* Data for the task:
-*-

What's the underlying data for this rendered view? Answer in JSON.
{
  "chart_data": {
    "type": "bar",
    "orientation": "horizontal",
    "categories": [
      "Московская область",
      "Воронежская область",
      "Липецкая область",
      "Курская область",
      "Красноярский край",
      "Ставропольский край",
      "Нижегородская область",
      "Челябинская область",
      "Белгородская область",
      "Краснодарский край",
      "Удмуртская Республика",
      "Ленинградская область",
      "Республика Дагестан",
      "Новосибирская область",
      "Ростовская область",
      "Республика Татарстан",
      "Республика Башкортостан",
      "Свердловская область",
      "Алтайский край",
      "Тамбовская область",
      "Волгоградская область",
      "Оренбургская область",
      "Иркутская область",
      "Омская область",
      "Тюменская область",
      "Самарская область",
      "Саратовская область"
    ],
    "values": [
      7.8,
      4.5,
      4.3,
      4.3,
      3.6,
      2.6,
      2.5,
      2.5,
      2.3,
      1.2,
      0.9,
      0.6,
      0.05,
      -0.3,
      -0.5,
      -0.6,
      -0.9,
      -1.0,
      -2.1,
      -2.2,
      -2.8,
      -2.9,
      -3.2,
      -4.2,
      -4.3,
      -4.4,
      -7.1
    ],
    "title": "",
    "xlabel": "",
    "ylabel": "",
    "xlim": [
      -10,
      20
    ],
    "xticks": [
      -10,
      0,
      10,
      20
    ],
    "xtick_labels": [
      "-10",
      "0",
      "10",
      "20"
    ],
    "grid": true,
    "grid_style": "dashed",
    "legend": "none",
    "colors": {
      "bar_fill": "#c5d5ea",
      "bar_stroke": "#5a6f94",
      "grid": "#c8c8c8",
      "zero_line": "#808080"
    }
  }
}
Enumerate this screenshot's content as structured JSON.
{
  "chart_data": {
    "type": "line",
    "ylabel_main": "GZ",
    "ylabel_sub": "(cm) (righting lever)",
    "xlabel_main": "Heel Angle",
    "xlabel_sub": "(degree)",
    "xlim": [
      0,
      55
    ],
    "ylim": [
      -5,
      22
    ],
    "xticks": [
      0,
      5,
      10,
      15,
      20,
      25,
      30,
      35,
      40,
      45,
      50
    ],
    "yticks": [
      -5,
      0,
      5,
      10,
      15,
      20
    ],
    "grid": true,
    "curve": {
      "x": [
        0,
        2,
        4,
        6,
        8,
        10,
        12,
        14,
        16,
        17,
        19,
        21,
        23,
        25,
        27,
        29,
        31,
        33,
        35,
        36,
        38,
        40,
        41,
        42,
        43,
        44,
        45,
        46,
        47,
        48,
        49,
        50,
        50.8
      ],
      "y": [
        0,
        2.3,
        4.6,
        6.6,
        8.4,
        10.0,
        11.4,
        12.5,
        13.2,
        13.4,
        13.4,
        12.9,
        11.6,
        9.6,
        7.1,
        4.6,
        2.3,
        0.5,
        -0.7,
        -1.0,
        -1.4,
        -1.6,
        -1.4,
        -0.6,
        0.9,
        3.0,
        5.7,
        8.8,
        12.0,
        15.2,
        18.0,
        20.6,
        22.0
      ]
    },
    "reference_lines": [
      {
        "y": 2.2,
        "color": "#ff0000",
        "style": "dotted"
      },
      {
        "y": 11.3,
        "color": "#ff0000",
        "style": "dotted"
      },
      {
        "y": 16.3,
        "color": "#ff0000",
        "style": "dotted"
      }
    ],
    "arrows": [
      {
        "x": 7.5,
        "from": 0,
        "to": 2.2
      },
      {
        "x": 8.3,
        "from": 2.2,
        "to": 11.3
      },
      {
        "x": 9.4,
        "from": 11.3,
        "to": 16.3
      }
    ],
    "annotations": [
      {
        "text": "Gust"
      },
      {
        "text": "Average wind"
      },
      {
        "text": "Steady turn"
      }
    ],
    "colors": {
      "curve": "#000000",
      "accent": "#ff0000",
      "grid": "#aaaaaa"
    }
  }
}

-*-

* Exercise instructions:
Gather up, from the records above, each line where the word "this" appears.

* Response:
What's the underlying data for this rendered view? Answer in JSON.
Enumerate this screenshot's content as structured JSON.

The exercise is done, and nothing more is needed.